= Challenge =
Pick out all lines with the word "time" from the records that follow.

:::

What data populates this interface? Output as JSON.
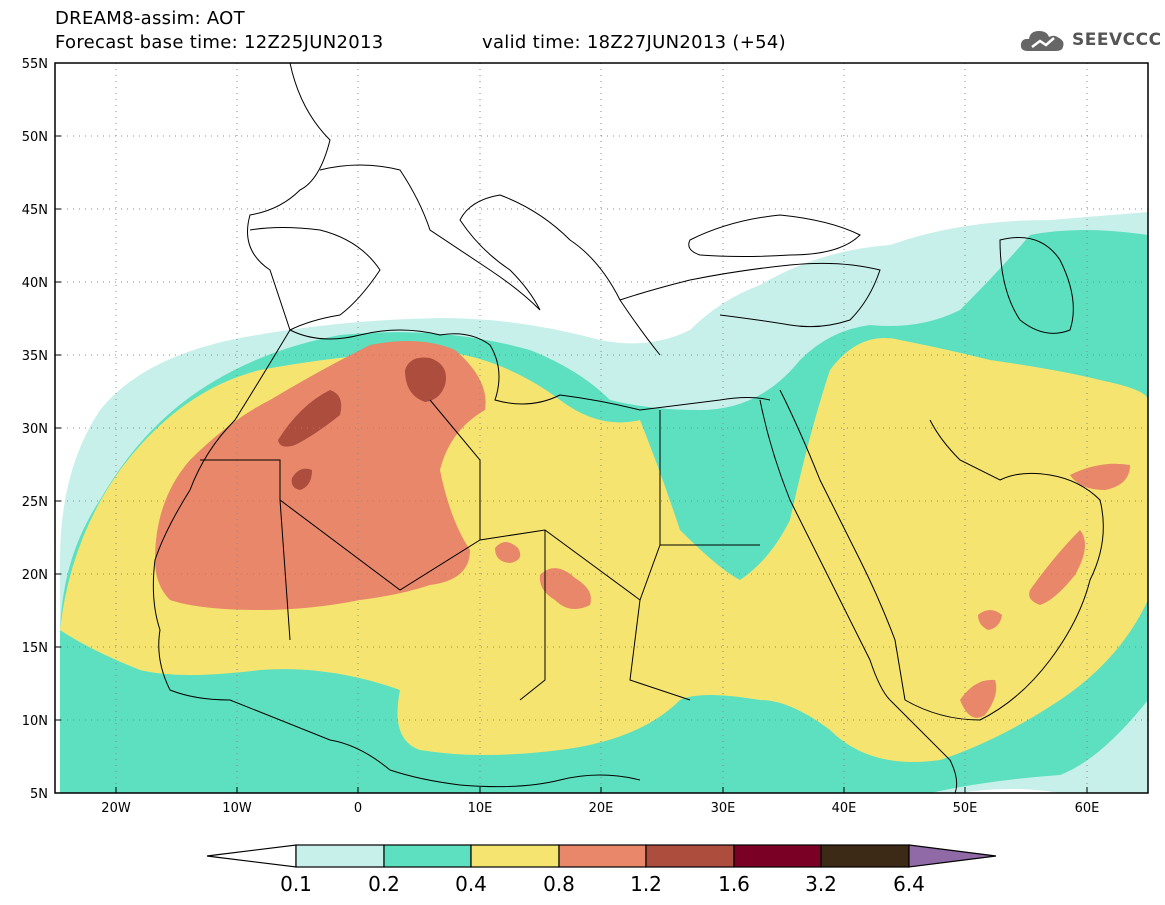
{
  "header": {
    "title": "DREAM8-assim: AOT",
    "base_time": "Forecast base time: 12Z25JUN2013",
    "valid_time": "valid time: 18Z27JUN2013 (+54)"
  },
  "logo": {
    "text": "SEEVCCC",
    "icon": "cloud-icon"
  },
  "map": {
    "latitude_labels": [
      "55N",
      "50N",
      "45N",
      "40N",
      "35N",
      "30N",
      "25N",
      "20N",
      "15N",
      "10N",
      "5N"
    ],
    "longitude_labels": [
      "20W",
      "10W",
      "0",
      "10E",
      "20E",
      "30E",
      "40E",
      "50E",
      "60E"
    ],
    "extent": {
      "lon": [
        -25,
        65
      ],
      "lat": [
        5,
        55
      ]
    },
    "grid": "dotted"
  },
  "colorbar": {
    "levels": [
      "0.1",
      "0.2",
      "0.4",
      "0.8",
      "1.2",
      "1.6",
      "3.2",
      "6.4"
    ],
    "colors": {
      "under": "#ffffff",
      "b1": "#c8f0ea",
      "b2": "#5de0c0",
      "b3": "#f5e470",
      "b4": "#e8876a",
      "b5": "#ad4d3e",
      "b6": "#7a0026",
      "b7": "#3d2a16",
      "over": "#8f6aa7"
    }
  }
}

:::

= Task output =
    "base_time": "Forecast base time: 12Z25JUN2013",
    "valid_time": "valid time: 18Z27JUN2013 (+54)"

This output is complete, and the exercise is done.